━━━ Input data

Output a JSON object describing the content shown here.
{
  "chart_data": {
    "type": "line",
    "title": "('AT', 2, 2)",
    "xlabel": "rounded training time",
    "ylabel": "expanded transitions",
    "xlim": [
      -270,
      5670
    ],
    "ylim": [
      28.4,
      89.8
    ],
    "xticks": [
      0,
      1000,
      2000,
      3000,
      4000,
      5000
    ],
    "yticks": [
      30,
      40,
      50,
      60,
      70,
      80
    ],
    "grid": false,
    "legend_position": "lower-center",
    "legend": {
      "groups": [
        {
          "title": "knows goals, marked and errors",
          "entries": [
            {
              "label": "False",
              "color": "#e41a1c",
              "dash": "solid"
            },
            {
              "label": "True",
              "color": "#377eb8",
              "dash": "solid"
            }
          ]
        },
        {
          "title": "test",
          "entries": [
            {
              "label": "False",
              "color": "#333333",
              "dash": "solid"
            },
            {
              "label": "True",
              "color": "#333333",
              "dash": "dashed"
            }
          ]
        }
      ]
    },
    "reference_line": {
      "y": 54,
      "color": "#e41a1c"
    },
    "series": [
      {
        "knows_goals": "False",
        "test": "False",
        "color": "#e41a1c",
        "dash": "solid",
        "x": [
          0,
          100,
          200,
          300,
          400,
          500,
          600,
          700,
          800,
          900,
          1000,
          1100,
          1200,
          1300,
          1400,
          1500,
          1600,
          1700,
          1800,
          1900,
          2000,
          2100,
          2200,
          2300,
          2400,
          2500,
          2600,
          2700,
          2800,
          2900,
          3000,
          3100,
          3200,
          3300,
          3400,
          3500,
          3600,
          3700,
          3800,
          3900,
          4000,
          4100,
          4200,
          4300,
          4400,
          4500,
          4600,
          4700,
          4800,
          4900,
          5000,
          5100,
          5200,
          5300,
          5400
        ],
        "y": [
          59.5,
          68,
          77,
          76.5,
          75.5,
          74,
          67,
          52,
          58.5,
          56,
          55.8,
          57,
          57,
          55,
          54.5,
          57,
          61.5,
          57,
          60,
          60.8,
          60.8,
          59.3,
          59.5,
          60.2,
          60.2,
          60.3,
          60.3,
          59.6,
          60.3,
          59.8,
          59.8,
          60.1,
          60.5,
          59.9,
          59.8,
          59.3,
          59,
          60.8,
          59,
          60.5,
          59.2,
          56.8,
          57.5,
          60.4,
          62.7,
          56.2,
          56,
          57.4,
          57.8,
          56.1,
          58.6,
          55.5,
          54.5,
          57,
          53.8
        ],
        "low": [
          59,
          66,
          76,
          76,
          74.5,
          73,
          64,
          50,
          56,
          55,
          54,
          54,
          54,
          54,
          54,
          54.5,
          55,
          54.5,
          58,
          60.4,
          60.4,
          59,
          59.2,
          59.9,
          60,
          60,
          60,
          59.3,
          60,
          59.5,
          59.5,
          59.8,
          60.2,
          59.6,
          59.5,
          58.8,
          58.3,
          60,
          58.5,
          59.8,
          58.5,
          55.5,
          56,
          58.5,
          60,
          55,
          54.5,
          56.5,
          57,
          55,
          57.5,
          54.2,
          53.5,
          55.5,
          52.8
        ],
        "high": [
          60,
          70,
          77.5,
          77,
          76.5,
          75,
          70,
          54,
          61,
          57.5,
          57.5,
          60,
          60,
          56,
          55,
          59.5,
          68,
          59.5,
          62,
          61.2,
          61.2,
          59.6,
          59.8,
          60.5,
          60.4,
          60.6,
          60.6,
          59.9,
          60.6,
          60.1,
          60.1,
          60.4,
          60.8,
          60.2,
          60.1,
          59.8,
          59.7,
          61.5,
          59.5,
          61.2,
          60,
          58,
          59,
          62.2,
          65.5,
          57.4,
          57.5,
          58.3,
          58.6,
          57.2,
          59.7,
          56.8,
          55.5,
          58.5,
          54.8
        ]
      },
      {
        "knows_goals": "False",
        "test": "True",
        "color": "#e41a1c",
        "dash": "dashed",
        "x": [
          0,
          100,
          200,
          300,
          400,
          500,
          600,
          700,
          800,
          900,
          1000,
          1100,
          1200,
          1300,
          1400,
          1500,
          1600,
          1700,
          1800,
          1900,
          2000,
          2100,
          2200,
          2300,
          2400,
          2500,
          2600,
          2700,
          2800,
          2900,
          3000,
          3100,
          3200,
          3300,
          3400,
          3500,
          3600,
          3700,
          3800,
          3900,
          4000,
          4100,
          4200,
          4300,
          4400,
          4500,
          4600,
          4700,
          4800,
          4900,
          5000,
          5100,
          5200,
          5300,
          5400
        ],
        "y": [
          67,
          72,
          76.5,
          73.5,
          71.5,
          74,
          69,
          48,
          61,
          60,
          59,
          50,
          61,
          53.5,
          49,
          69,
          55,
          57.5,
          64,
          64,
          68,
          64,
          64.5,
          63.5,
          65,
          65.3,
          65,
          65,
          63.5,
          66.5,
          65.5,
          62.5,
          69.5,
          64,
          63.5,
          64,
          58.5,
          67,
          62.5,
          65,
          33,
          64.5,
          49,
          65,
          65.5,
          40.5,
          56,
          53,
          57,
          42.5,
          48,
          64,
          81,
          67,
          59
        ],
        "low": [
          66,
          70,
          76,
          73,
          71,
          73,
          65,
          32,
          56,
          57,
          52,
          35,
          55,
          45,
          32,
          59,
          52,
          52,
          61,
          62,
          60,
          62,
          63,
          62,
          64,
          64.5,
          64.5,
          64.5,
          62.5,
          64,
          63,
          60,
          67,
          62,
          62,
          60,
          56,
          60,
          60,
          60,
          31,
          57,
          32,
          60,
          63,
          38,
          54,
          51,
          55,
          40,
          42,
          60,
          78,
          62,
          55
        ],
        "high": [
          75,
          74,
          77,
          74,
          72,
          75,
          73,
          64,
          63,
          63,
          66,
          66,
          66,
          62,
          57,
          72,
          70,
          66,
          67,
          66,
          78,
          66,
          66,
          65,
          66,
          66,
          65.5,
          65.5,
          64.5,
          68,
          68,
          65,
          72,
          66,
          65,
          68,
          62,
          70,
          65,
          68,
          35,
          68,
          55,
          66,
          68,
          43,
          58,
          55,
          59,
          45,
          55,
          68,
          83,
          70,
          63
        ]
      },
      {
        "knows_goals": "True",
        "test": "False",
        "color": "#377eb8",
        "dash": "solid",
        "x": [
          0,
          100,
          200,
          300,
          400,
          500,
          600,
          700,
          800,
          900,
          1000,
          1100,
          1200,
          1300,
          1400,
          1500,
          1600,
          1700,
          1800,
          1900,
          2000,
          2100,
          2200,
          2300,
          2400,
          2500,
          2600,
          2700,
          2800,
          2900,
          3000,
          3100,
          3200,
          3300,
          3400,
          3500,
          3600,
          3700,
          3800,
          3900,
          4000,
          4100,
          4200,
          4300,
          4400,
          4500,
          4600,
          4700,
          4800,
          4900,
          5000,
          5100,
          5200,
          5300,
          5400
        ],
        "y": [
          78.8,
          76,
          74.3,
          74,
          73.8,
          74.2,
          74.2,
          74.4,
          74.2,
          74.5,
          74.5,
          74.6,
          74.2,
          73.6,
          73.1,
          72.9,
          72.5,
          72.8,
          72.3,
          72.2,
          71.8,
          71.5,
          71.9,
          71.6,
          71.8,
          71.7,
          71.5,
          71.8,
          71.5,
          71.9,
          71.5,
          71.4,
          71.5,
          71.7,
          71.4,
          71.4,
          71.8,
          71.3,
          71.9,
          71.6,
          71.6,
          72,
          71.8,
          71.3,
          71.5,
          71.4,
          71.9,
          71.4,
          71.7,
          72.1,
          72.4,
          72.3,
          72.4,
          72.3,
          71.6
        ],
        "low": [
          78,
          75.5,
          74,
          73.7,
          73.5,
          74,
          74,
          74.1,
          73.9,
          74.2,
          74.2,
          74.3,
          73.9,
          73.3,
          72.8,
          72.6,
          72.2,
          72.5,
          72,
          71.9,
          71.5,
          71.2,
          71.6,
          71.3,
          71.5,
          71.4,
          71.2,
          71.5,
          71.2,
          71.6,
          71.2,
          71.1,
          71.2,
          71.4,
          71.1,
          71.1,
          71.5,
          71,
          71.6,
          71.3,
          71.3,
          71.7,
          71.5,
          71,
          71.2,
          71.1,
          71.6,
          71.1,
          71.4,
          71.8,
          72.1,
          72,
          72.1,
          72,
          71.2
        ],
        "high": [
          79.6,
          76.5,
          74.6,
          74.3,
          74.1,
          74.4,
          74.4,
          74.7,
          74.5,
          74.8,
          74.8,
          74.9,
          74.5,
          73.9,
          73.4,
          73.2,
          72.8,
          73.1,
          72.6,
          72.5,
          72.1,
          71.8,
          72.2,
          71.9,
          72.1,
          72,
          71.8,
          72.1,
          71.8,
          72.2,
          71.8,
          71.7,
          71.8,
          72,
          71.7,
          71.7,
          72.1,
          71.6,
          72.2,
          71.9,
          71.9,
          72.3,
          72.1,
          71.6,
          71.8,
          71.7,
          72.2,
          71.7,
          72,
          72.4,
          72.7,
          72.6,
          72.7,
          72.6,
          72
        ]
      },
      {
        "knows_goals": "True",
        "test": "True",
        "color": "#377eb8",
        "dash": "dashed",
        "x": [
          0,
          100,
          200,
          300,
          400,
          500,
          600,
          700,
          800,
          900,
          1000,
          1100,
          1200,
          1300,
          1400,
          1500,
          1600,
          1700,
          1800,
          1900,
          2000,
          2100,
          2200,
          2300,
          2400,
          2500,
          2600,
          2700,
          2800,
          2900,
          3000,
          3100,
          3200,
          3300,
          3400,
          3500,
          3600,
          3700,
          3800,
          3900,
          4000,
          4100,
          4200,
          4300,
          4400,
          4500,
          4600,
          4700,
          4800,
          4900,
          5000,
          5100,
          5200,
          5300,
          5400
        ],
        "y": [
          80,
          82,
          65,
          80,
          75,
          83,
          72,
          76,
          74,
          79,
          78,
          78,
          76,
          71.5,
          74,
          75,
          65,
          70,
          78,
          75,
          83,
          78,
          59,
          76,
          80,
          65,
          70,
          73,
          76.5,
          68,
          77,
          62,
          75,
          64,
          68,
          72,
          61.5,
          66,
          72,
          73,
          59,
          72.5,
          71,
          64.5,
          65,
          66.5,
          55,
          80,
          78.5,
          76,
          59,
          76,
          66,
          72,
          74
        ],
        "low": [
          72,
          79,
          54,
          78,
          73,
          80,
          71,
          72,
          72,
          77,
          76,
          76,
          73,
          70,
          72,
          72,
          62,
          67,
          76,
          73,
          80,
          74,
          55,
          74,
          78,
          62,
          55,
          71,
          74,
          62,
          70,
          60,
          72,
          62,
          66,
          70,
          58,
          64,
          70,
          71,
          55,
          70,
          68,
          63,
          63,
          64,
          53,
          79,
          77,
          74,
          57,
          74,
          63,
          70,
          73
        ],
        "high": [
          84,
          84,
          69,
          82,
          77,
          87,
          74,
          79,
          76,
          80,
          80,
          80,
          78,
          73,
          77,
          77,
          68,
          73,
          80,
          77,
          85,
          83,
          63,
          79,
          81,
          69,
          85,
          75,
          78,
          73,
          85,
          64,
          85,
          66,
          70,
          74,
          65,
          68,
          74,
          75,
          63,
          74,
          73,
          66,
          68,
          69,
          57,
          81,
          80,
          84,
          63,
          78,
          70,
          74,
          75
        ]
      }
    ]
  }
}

━━━━━━

Written instruction → Of the lines in the records, determine how many contain the word "title", and report that number alone.

Final result → 3